### Written problem
Write out the whole listing again, exactly.

▼

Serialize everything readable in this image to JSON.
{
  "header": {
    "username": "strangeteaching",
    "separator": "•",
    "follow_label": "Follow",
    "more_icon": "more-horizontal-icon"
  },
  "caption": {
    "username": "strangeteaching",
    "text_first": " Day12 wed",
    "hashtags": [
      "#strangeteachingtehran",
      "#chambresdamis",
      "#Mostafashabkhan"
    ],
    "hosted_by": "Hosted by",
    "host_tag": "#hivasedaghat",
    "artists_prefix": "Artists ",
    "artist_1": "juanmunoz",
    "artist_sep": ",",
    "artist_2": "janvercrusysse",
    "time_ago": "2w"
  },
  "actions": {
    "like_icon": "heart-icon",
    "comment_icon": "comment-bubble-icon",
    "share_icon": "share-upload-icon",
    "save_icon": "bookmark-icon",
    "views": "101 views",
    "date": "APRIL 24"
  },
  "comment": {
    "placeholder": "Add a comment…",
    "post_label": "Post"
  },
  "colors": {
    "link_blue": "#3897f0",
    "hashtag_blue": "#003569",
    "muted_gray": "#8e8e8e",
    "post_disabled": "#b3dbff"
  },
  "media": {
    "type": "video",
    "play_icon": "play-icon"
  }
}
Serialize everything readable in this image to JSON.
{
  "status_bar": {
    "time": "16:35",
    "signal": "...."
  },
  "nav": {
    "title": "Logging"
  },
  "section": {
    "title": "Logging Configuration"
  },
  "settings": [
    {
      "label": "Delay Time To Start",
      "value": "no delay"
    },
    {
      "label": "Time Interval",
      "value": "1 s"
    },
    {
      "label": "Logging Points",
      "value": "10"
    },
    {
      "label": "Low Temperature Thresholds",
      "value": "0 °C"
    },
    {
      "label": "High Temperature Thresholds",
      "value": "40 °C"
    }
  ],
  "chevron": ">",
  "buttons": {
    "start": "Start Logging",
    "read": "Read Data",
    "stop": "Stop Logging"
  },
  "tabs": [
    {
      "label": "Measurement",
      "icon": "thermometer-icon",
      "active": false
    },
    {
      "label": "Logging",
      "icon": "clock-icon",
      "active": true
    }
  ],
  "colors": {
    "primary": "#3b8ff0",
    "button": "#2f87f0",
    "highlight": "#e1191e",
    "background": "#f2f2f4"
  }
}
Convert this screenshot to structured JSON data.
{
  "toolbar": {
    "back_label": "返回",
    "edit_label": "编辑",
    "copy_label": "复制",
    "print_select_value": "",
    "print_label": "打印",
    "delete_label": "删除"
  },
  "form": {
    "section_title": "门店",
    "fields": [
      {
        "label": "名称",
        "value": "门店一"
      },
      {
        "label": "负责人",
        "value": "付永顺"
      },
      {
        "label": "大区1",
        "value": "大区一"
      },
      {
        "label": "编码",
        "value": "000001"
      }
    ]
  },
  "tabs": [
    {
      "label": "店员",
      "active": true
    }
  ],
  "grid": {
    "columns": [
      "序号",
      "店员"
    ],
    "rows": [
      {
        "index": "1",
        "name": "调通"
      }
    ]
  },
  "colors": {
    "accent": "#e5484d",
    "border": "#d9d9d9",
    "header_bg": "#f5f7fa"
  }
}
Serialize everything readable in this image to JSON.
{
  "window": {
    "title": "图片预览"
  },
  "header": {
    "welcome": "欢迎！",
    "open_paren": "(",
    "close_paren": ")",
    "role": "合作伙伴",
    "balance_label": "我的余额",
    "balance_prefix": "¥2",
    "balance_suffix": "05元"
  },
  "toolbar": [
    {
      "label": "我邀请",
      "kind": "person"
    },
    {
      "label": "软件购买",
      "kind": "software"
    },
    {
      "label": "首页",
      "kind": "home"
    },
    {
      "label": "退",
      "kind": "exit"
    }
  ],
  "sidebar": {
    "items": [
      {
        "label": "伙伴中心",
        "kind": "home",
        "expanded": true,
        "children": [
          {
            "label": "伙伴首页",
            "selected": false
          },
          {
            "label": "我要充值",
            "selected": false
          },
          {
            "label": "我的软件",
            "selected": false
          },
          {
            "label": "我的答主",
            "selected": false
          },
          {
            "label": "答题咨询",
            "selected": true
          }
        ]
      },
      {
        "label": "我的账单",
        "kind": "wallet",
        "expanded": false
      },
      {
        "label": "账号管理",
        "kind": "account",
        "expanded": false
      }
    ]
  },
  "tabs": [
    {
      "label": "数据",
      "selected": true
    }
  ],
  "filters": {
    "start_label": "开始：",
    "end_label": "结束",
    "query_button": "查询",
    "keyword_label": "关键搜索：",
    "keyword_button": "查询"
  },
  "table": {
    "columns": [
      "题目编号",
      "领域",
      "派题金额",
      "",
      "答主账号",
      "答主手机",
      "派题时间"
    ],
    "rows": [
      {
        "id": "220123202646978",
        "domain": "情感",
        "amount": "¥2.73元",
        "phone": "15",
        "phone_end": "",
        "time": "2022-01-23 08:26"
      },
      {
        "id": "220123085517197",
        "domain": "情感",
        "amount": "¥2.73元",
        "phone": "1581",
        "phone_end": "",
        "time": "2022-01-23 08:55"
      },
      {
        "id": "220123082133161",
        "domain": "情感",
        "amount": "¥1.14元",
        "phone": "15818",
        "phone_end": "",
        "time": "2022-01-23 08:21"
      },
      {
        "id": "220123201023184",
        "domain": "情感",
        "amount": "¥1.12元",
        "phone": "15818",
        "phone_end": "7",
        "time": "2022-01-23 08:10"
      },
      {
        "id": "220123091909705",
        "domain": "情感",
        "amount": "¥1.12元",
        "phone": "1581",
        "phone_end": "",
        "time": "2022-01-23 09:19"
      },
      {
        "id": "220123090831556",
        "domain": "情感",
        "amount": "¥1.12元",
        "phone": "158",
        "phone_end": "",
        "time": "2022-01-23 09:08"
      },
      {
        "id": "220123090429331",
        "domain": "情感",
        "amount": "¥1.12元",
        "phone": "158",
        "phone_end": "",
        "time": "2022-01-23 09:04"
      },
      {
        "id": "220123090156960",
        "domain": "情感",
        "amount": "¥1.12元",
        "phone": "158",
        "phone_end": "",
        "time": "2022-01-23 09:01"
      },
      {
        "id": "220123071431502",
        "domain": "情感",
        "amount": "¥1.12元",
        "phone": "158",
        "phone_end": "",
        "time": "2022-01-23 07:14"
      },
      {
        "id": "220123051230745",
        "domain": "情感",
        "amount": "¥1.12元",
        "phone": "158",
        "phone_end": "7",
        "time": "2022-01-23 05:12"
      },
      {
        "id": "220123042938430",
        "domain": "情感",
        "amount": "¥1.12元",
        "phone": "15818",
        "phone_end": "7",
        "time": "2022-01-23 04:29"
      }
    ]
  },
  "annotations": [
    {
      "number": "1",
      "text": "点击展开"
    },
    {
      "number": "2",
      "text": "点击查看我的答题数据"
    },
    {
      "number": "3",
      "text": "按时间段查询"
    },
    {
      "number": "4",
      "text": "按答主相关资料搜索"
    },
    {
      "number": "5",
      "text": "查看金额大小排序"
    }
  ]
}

▲

### Response to the task
Serialize everything readable in this image to JSON.
{
  "header": {
    "username": "strangeteaching",
    "separator": "•",
    "follow_label": "Follow",
    "more_icon": "more-horizontal-icon"
  },
  "caption": {
    "username": "strangeteaching",
    "text_first": " Day12 wed",
    "hashtags": [
      "#strangeteachingtehran",
      "#chambresdamis",
      "#Mostafashabkhan"
    ],
    "hosted_by": "Hosted by",
    "host_tag": "#hivasedaghat",
    "artists_prefix": "Artists ",
    "artist_1": "juanmunoz",
    "artist_sep": ",",
    "artist_2": "janvercrusysse",
    "time_ago": "2w"
  },
  "actions": {
    "like_icon": "heart-icon",
    "comment_icon": "comment-bubble-icon",
    "share_icon": "share-upload-icon",
    "save_icon": "bookmark-icon",
    "views": "101 views",
    "date": "APRIL 24"
  },
  "comment": {
    "placeholder": "Add a comment…",
    "post_label": "Post"
  },
  "colors": {
    "link_blue": "#3897f0",
    "hashtag_blue": "#003569",
    "muted_gray": "#8e8e8e",
    "post_disabled": "#b3dbff"
  },
  "media": {
    "type": "video",
    "play_icon": "play-icon"
  }
}
Serialize everything readable in this image to JSON.
{
  "status_bar": {
    "time": "16:35",
    "signal": "...."
  },
  "nav": {
    "title": "Logging"
  },
  "section": {
    "title": "Logging Configuration"
  },
  "settings": [
    {
      "label": "Delay Time To Start",
      "value": "no delay"
    },
    {
      "label": "Time Interval",
      "value": "1 s"
    },
    {
      "label": "Logging Points",
      "value": "10"
    },
    {
      "label": "Low Temperature Thresholds",
      "value": "0 °C"
    },
    {
      "label": "High Temperature Thresholds",
      "value": "40 °C"
    }
  ],
  "chevron": ">",
  "buttons": {
    "start": "Start Logging",
    "read": "Read Data",
    "stop": "Stop Logging"
  },
  "tabs": [
    {
      "label": "Measurement",
      "icon": "thermometer-icon",
      "active": false
    },
    {
      "label": "Logging",
      "icon": "clock-icon",
      "active": true
    }
  ],
  "colors": {
    "primary": "#3b8ff0",
    "button": "#2f87f0",
    "highlight": "#e1191e",
    "background": "#f2f2f4"
  }
}
Convert this screenshot to structured JSON data.
{
  "toolbar": {
    "back_label": "返回",
    "edit_label": "编辑",
    "copy_label": "复制",
    "print_select_value": "",
    "print_label": "打印",
    "delete_label": "删除"
  },
  "form": {
    "section_title": "门店",
    "fields": [
      {
        "label": "名称",
        "value": "门店一"
      },
      {
        "label": "负责人",
        "value": "付永顺"
      },
      {
        "label": "大区1",
        "value": "大区一"
      },
      {
        "label": "编码",
        "value": "000001"
      }
    ]
  },
  "tabs": [
    {
      "label": "店员",
      "active": true
    }
  ],
  "grid": {
    "columns": [
      "序号",
      "店员"
    ],
    "rows": [
      {
        "index": "1",
        "name": "调通"
      }
    ]
  },
  "colors": {
    "accent": "#e5484d",
    "border": "#d9d9d9",
    "header_bg": "#f5f7fa"
  }
}
Serialize everything readable in this image to JSON.
{
  "window": {
    "title": "图片预览"
  },
  "header": {
    "welcome": "欢迎！",
    "open_paren": "(",
    "close_paren": ")",
    "role": "合作伙伴",
    "balance_label": "我的余额",
    "balance_prefix": "¥2",
    "balance_suffix": "05元"
  },
  "toolbar": [
    {
      "label": "我邀请",
      "kind": "person"
    },
    {
      "label": "软件购买",
      "kind": "software"
    },
    {
      "label": "首页",
      "kind": "home"
    },
    {
      "label": "退",
      "kind": "exit"
    }
  ],
  "sidebar": {
    "items": [
      {
        "label": "伙伴中心",
        "kind": "home",
        "expanded": true,
        "children": [
          {
            "label": "伙伴首页",
            "selected": false
          },
          {
            "label": "我要充值",
            "selected": false
          },
          {
            "label": "我的软件",
            "selected": false
          },
          {
            "label": "我的答主",
            "selected": false
          },
          {
            "label": "答题咨询",
            "selected": true
          }
        ]
      },
      {
        "label": "我的账单",
        "kind": "wallet",
        "expanded": false
      },
      {
        "label": "账号管理",
        "kind": "account",
        "expanded": false
      }
    ]
  },
  "tabs": [
    {
      "label": "数据",
      "selected": true
    }
  ],
  "filters": {
    "start_label": "开始：",
    "end_label": "结束",
    "query_button": "查询",
    "keyword_label": "关键搜索：",
    "keyword_button": "查询"
  },
  "table": {
    "columns": [
      "题目编号",
      "领域",
      "派题金额",
      "",
      "答主账号",
      "答主手机",
      "派题时间"
    ],
    "rows": [
      {
        "id": "220123202646978",
        "domain": "情感",
        "amount": "¥2.73元",
        "phone": "15",
        "phone_end": "",
        "time": "2022-01-23 08:26"
      },
      {
        "id": "220123085517197",
        "domain": "情感",
        "amount": "¥2.73元",
        "phone": "1581",
        "phone_end": "",
        "time": "2022-01-23 08:55"
      },
      {
        "id": "220123082133161",
        "domain": "情感",
        "amount": "¥1.14元",
        "phone": "15818",
        "phone_end": "",
        "time": "2022-01-23 08:21"
      },
      {
        "id": "220123201023184",
        "domain": "情感",
        "amount": "¥1.12元",
        "phone": "15818",
        "phone_end": "7",
        "time": "2022-01-23 08:10"
      },
      {
        "id": "220123091909705",
        "domain": "情感",
        "amount": "¥1.12元",
        "phone": "1581",
        "phone_end": "",
        "time": "2022-01-23 09:19"
      },
      {
        "id": "220123090831556",
        "domain": "情感",
        "amount": "¥1.12元",
        "phone": "158",
        "phone_end": "",
        "time": "2022-01-23 09:08"
      },
      {
        "id": "220123090429331",
        "domain": "情感",
        "amount": "¥1.12元",
        "phone": "158",
        "phone_end": "",
        "time": "2022-01-23 09:04"
      },
      {
        "id": "220123090156960",
        "domain": "情感",
        "amount": "¥1.12元",
        "phone": "158",
        "phone_end": "",
        "time": "2022-01-23 09:01"
      },
      {
        "id": "220123071431502",
        "domain": "情感",
        "amount": "¥1.12元",
        "phone": "158",
        "phone_end": "",
        "time": "2022-01-23 07:14"
      },
      {
        "id": "220123051230745",
        "domain": "情感",
        "amount": "¥1.12元",
        "phone": "158",
        "phone_end": "7",
        "time": "2022-01-23 05:12"
      },
      {
        "id": "220123042938430",
        "domain": "情感",
        "amount": "¥1.12元",
        "phone": "15818",
        "phone_end": "7",
        "time": "2022-01-23 04:29"
      }
    ]
  },
  "annotations": [
    {
      "number": "1",
      "text": "点击展开"
    },
    {
      "number": "2",
      "text": "点击查看我的答题数据"
    },
    {
      "number": "3",
      "text": "按时间段查询"
    },
    {
      "number": "4",
      "text": "按答主相关资料搜索"
    },
    {
      "number": "5",
      "text": "查看金额大小排序"
    }
  ]
}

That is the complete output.